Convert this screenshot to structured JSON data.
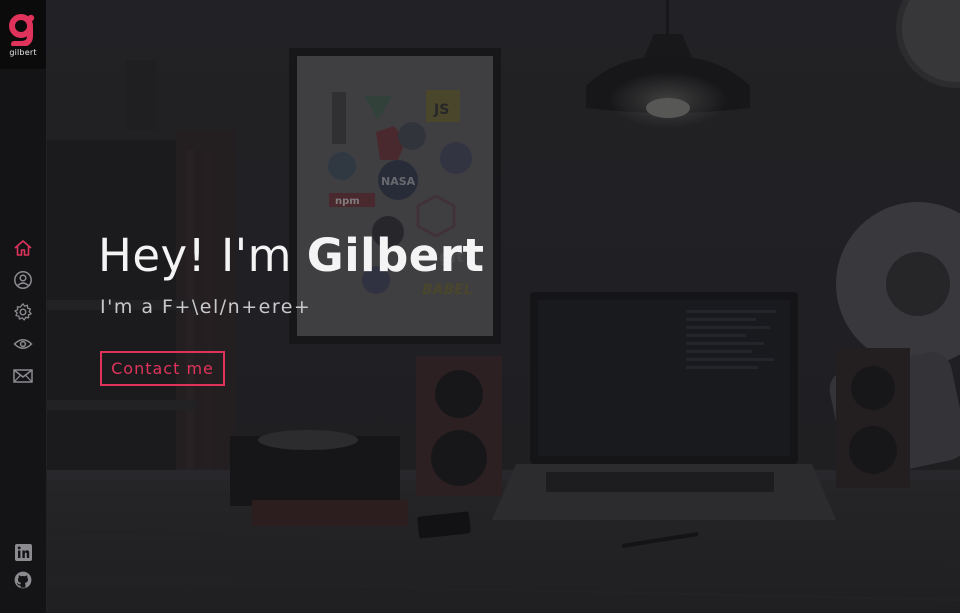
{
  "brand": {
    "logo_text": "gilbert",
    "accent_color": "#e0335b"
  },
  "nav": {
    "items": [
      {
        "icon": "home-icon",
        "active": true
      },
      {
        "icon": "user-icon",
        "active": false
      },
      {
        "icon": "gear-icon",
        "active": false
      },
      {
        "icon": "eye-icon",
        "active": false
      },
      {
        "icon": "mail-icon",
        "active": false
      }
    ]
  },
  "social": {
    "items": [
      {
        "icon": "linkedin-icon"
      },
      {
        "icon": "github-icon"
      }
    ]
  },
  "hero": {
    "greeting": "Hey! I'm ",
    "name": "Gilbert",
    "subtitle": "I'm a F+\\el/n+ere+",
    "contact_label": "Contact me"
  },
  "poster": {
    "logos": [
      "JS",
      "NASA",
      "npm",
      "git",
      "BABEL"
    ]
  }
}
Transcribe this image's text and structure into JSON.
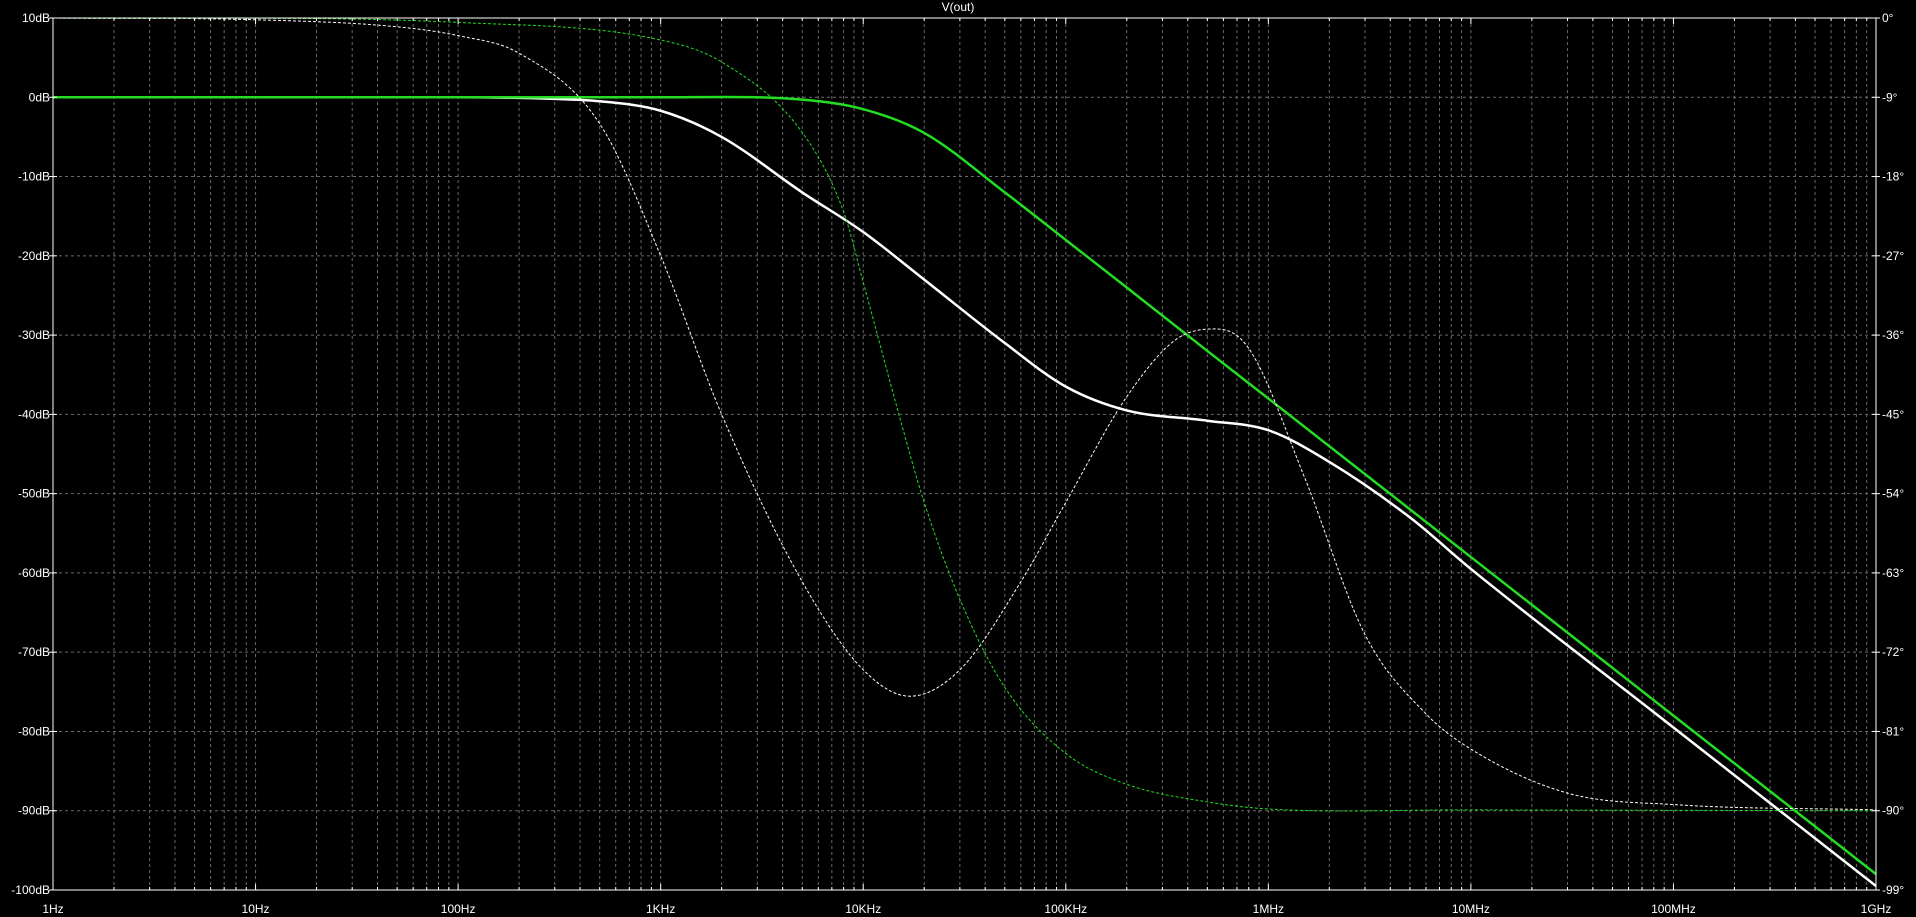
{
  "chart_data": {
    "type": "line",
    "title": "V(out)",
    "x_scale": "log",
    "xlim": [
      1,
      1000000000
    ],
    "ylim_left": [
      -100,
      10
    ],
    "ylim_right": [
      -99,
      0
    ],
    "x_ticks": [
      {
        "v": 1,
        "label": "1Hz"
      },
      {
        "v": 10,
        "label": "10Hz"
      },
      {
        "v": 100,
        "label": "100Hz"
      },
      {
        "v": 1000,
        "label": "1KHz"
      },
      {
        "v": 10000,
        "label": "10KHz"
      },
      {
        "v": 100000,
        "label": "100KHz"
      },
      {
        "v": 1000000,
        "label": "1MHz"
      },
      {
        "v": 10000000,
        "label": "10MHz"
      },
      {
        "v": 100000000,
        "label": "100MHz"
      },
      {
        "v": 1000000000,
        "label": "1GHz"
      }
    ],
    "y_ticks_left": [
      {
        "v": 10,
        "label": "10dB"
      },
      {
        "v": 0,
        "label": "0dB"
      },
      {
        "v": -10,
        "label": "-10dB"
      },
      {
        "v": -20,
        "label": "-20dB"
      },
      {
        "v": -30,
        "label": "-30dB"
      },
      {
        "v": -40,
        "label": "-40dB"
      },
      {
        "v": -50,
        "label": "-50dB"
      },
      {
        "v": -60,
        "label": "-60dB"
      },
      {
        "v": -70,
        "label": "-70dB"
      },
      {
        "v": -80,
        "label": "-80dB"
      },
      {
        "v": -90,
        "label": "-90dB"
      },
      {
        "v": -100,
        "label": "-100dB"
      }
    ],
    "y_ticks_right": [
      {
        "v": 0,
        "label": "0°"
      },
      {
        "v": -9,
        "label": "-9°"
      },
      {
        "v": -18,
        "label": "-18°"
      },
      {
        "v": -27,
        "label": "-27°"
      },
      {
        "v": -36,
        "label": "-36°"
      },
      {
        "v": -45,
        "label": "-45°"
      },
      {
        "v": -54,
        "label": "-54°"
      },
      {
        "v": -63,
        "label": "-63°"
      },
      {
        "v": -72,
        "label": "-72°"
      },
      {
        "v": -81,
        "label": "-81°"
      },
      {
        "v": -90,
        "label": "-90°"
      },
      {
        "v": -99,
        "label": "-99°"
      }
    ],
    "grid": true,
    "colors": {
      "background": "#000000",
      "grid": "#6a6a6a",
      "axis": "#ffffff",
      "white_trace": "#ffffff",
      "green_trace": "#22dd22"
    },
    "series": [
      {
        "axis": "left",
        "color": "#ffffff",
        "style": "solid",
        "x": [
          1,
          100,
          300,
          500,
          1000,
          2000,
          5000,
          10000,
          20000,
          50000,
          100000,
          200000,
          500000,
          1000000,
          2000000,
          5000000,
          10000000,
          100000000,
          1000000000
        ],
        "y": [
          0,
          0,
          -0.2,
          -0.5,
          -1.7,
          -5,
          -12,
          -17,
          -23,
          -31,
          -36.5,
          -39.5,
          -40.8,
          -42,
          -46,
          -53,
          -59.5,
          -79.5,
          -99.5
        ]
      },
      {
        "axis": "left",
        "color": "#22dd22",
        "style": "solid",
        "x": [
          1,
          1000,
          5000,
          10000,
          20000,
          50000,
          100000,
          200000,
          500000,
          1000000,
          10000000,
          100000000,
          1000000000
        ],
        "y": [
          0,
          0,
          -0.3,
          -1.5,
          -4.5,
          -12,
          -18,
          -24,
          -32,
          -38,
          -58,
          -78,
          -98
        ]
      },
      {
        "axis": "right",
        "color": "#ffffff",
        "style": "dashed",
        "x": [
          1,
          10,
          50,
          100,
          200,
          500,
          1000,
          2000,
          5000,
          10000,
          17000,
          30000,
          60000,
          100000,
          200000,
          350000,
          550000,
          800000,
          1500000,
          3000000,
          6000000,
          10000000,
          30000000,
          100000000,
          1000000000
        ],
        "y": [
          0,
          -0.2,
          -1,
          -2,
          -4,
          -12,
          -27,
          -45,
          -64,
          -74,
          -77,
          -74,
          -64,
          -55,
          -43,
          -36.5,
          -35.3,
          -37.5,
          -52,
          -70,
          -79,
          -83,
          -88,
          -89.3,
          -89.9
        ]
      },
      {
        "axis": "right",
        "color": "#22dd22",
        "style": "dashed",
        "x": [
          1,
          100,
          1000,
          2000,
          5000,
          8000,
          10000,
          15000,
          20000,
          30000,
          50000,
          100000,
          200000,
          500000,
          1000000,
          10000000,
          1000000000
        ],
        "y": [
          0,
          -0.5,
          -2.5,
          -5,
          -13,
          -22,
          -30,
          -45,
          -55,
          -66,
          -76,
          -83.5,
          -87,
          -89,
          -89.8,
          -89.9,
          -90
        ]
      }
    ]
  }
}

++++++++++

▶ [TASK DIRECTIONS] Write every entry out again exactly, dropping the pictures.

▶ [RESPONSE TO THE EXERCISE]
Convert this screenshot to structured JSON data.
{
  "brand": {
    "logo_text": "gilbert",
    "accent_color": "#e0335b"
  },
  "nav": {
    "items": [
      {
        "icon": "home-icon",
        "active": true
      },
      {
        "icon": "user-icon",
        "active": false
      },
      {
        "icon": "gear-icon",
        "active": false
      },
      {
        "icon": "eye-icon",
        "active": false
      },
      {
        "icon": "mail-icon",
        "active": false
      }
    ]
  },
  "social": {
    "items": [
      {
        "icon": "linkedin-icon"
      },
      {
        "icon": "github-icon"
      }
    ]
  },
  "hero": {
    "greeting": "Hey! I'm ",
    "name": "Gilbert",
    "subtitle": "I'm a F+\\el/n+ere+",
    "contact_label": "Contact me"
  },
  "poster": {
    "logos": [
      "JS",
      "NASA",
      "npm",
      "git",
      "BABEL"
    ]
  }
}
Transcribe this image's text and structure into JSON.
{
  "chart_data": {
    "type": "line",
    "title": "V(out)",
    "x_scale": "log",
    "xlim": [
      1,
      1000000000
    ],
    "ylim_left": [
      -100,
      10
    ],
    "ylim_right": [
      -99,
      0
    ],
    "x_ticks": [
      {
        "v": 1,
        "label": "1Hz"
      },
      {
        "v": 10,
        "label": "10Hz"
      },
      {
        "v": 100,
        "label": "100Hz"
      },
      {
        "v": 1000,
        "label": "1KHz"
      },
      {
        "v": 10000,
        "label": "10KHz"
      },
      {
        "v": 100000,
        "label": "100KHz"
      },
      {
        "v": 1000000,
        "label": "1MHz"
      },
      {
        "v": 10000000,
        "label": "10MHz"
      },
      {
        "v": 100000000,
        "label": "100MHz"
      },
      {
        "v": 1000000000,
        "label": "1GHz"
      }
    ],
    "y_ticks_left": [
      {
        "v": 10,
        "label": "10dB"
      },
      {
        "v": 0,
        "label": "0dB"
      },
      {
        "v": -10,
        "label": "-10dB"
      },
      {
        "v": -20,
        "label": "-20dB"
      },
      {
        "v": -30,
        "label": "-30dB"
      },
      {
        "v": -40,
        "label": "-40dB"
      },
      {
        "v": -50,
        "label": "-50dB"
      },
      {
        "v": -60,
        "label": "-60dB"
      },
      {
        "v": -70,
        "label": "-70dB"
      },
      {
        "v": -80,
        "label": "-80dB"
      },
      {
        "v": -90,
        "label": "-90dB"
      },
      {
        "v": -100,
        "label": "-100dB"
      }
    ],
    "y_ticks_right": [
      {
        "v": 0,
        "label": "0°"
      },
      {
        "v": -9,
        "label": "-9°"
      },
      {
        "v": -18,
        "label": "-18°"
      },
      {
        "v": -27,
        "label": "-27°"
      },
      {
        "v": -36,
        "label": "-36°"
      },
      {
        "v": -45,
        "label": "-45°"
      },
      {
        "v": -54,
        "label": "-54°"
      },
      {
        "v": -63,
        "label": "-63°"
      },
      {
        "v": -72,
        "label": "-72°"
      },
      {
        "v": -81,
        "label": "-81°"
      },
      {
        "v": -90,
        "label": "-90°"
      },
      {
        "v": -99,
        "label": "-99°"
      }
    ],
    "grid": true,
    "colors": {
      "background": "#000000",
      "grid": "#6a6a6a",
      "axis": "#ffffff",
      "white_trace": "#ffffff",
      "green_trace": "#22dd22"
    },
    "series": [
      {
        "axis": "left",
        "color": "#ffffff",
        "style": "solid",
        "x": [
          1,
          100,
          300,
          500,
          1000,
          2000,
          5000,
          10000,
          20000,
          50000,
          100000,
          200000,
          500000,
          1000000,
          2000000,
          5000000,
          10000000,
          100000000,
          1000000000
        ],
        "y": [
          0,
          0,
          -0.2,
          -0.5,
          -1.7,
          -5,
          -12,
          -17,
          -23,
          -31,
          -36.5,
          -39.5,
          -40.8,
          -42,
          -46,
          -53,
          -59.5,
          -79.5,
          -99.5
        ]
      },
      {
        "axis": "left",
        "color": "#22dd22",
        "style": "solid",
        "x": [
          1,
          1000,
          5000,
          10000,
          20000,
          50000,
          100000,
          200000,
          500000,
          1000000,
          10000000,
          100000000,
          1000000000
        ],
        "y": [
          0,
          0,
          -0.3,
          -1.5,
          -4.5,
          -12,
          -18,
          -24,
          -32,
          -38,
          -58,
          -78,
          -98
        ]
      },
      {
        "axis": "right",
        "color": "#ffffff",
        "style": "dashed",
        "x": [
          1,
          10,
          50,
          100,
          200,
          500,
          1000,
          2000,
          5000,
          10000,
          17000,
          30000,
          60000,
          100000,
          200000,
          350000,
          550000,
          800000,
          1500000,
          3000000,
          6000000,
          10000000,
          30000000,
          100000000,
          1000000000
        ],
        "y": [
          0,
          -0.2,
          -1,
          -2,
          -4,
          -12,
          -27,
          -45,
          -64,
          -74,
          -77,
          -74,
          -64,
          -55,
          -43,
          -36.5,
          -35.3,
          -37.5,
          -52,
          -70,
          -79,
          -83,
          -88,
          -89.3,
          -89.9
        ]
      },
      {
        "axis": "right",
        "color": "#22dd22",
        "style": "dashed",
        "x": [
          1,
          100,
          1000,
          2000,
          5000,
          8000,
          10000,
          15000,
          20000,
          30000,
          50000,
          100000,
          200000,
          500000,
          1000000,
          10000000,
          1000000000
        ],
        "y": [
          0,
          -0.5,
          -2.5,
          -5,
          -13,
          -22,
          -30,
          -45,
          -55,
          -66,
          -76,
          -83.5,
          -87,
          -89,
          -89.8,
          -89.9,
          -90
        ]
      }
    ]
  }
}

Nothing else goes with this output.